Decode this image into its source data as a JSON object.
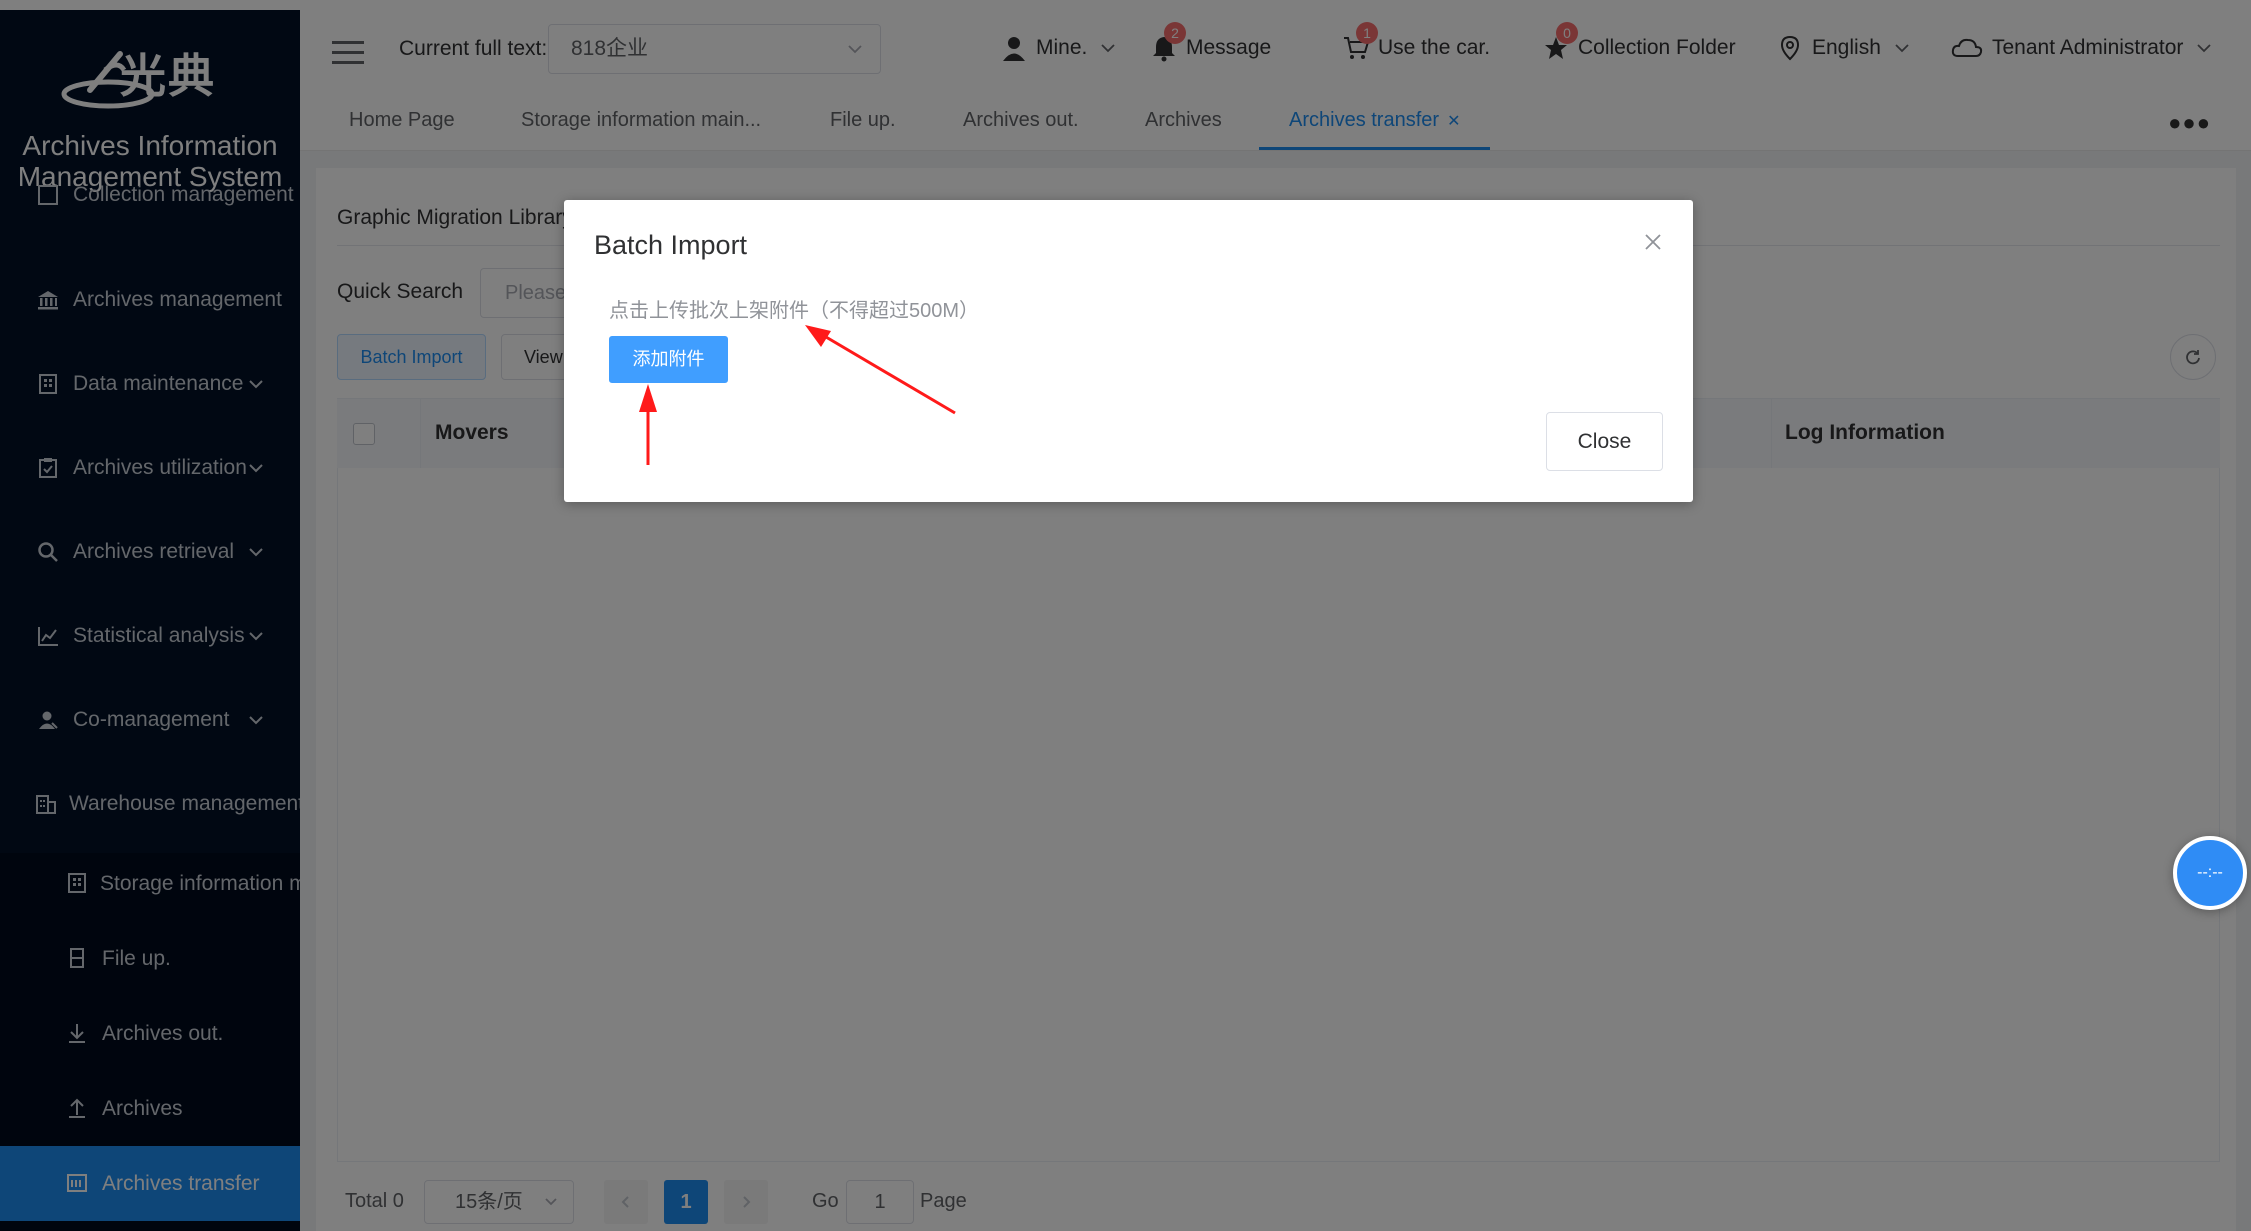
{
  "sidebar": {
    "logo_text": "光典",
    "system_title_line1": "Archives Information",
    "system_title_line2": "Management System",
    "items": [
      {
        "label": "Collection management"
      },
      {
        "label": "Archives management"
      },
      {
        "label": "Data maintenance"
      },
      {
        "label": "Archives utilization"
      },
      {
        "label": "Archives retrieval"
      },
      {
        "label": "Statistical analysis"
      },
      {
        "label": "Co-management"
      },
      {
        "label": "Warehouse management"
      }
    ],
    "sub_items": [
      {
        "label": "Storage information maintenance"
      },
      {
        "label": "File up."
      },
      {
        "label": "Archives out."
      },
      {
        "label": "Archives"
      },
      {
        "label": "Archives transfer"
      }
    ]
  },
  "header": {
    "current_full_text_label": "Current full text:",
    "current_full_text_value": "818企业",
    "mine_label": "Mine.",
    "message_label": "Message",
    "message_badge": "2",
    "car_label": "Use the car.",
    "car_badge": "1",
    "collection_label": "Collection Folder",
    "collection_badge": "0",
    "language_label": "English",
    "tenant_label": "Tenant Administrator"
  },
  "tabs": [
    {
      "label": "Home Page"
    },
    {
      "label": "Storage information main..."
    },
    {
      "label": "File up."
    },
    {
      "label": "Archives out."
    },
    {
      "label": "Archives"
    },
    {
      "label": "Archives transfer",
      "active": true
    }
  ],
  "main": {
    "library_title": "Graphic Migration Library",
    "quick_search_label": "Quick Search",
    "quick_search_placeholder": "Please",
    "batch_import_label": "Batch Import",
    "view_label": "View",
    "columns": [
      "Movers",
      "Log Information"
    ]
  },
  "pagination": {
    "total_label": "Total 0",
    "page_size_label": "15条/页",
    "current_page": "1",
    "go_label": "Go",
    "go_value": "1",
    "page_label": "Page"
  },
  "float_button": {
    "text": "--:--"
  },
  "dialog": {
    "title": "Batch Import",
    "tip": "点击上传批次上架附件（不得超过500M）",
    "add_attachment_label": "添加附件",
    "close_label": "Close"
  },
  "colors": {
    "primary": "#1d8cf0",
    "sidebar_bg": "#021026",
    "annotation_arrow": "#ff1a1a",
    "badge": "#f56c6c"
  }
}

^^^^

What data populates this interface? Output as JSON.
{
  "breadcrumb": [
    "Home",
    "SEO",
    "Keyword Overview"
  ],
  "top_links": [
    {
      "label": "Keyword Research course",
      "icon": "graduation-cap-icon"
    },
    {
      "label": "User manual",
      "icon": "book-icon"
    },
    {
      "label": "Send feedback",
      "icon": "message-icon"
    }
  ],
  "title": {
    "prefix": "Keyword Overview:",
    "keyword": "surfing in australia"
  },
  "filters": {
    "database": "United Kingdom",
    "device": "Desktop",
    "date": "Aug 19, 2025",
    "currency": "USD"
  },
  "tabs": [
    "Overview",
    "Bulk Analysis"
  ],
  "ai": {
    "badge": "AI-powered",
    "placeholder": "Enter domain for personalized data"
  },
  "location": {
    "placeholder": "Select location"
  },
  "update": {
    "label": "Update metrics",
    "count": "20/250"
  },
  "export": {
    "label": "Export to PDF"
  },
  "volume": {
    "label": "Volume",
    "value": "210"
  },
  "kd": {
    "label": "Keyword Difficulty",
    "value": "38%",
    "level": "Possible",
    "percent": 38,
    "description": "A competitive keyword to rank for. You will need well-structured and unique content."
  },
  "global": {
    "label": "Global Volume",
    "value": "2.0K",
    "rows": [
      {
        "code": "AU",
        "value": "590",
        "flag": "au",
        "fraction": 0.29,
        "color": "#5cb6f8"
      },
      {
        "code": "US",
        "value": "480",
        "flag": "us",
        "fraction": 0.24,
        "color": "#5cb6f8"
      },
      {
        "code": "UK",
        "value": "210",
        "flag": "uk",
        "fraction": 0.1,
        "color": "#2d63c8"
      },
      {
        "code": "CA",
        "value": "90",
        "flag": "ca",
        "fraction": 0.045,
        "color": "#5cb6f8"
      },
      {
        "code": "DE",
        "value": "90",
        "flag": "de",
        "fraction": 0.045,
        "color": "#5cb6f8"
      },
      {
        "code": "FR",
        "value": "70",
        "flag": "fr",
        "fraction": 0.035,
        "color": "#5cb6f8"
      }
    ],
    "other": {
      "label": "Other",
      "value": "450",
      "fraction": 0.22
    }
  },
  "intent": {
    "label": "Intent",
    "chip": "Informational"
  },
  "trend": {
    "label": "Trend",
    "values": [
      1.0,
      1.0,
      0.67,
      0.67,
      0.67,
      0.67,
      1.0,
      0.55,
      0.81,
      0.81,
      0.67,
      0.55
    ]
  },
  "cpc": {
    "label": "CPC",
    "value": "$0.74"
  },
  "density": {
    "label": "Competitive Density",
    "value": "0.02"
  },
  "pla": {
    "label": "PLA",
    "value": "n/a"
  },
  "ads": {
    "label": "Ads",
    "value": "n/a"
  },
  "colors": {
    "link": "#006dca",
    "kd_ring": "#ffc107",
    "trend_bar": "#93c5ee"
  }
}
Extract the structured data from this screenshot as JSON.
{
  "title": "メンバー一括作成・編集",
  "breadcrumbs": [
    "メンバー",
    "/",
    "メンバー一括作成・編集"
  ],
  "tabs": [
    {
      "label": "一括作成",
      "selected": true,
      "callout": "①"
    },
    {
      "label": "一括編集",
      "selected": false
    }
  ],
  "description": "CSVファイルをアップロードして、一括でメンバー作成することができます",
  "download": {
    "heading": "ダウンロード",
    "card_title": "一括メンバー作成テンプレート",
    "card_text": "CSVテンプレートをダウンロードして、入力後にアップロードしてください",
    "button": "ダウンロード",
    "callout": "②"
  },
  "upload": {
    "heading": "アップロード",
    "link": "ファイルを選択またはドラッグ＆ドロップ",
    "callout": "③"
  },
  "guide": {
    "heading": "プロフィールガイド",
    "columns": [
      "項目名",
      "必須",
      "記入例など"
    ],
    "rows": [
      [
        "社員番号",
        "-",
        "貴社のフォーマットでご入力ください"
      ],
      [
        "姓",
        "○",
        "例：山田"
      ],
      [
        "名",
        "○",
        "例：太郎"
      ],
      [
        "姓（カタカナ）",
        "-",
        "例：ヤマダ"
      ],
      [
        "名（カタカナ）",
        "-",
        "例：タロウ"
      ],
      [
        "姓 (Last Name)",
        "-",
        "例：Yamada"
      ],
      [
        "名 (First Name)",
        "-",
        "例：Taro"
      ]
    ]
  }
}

^^^^

● YOUR GOAL
Report how many lines in the entries hold the string "Overview". Nothing but the number is wanted.

● CORRECT RESULT
3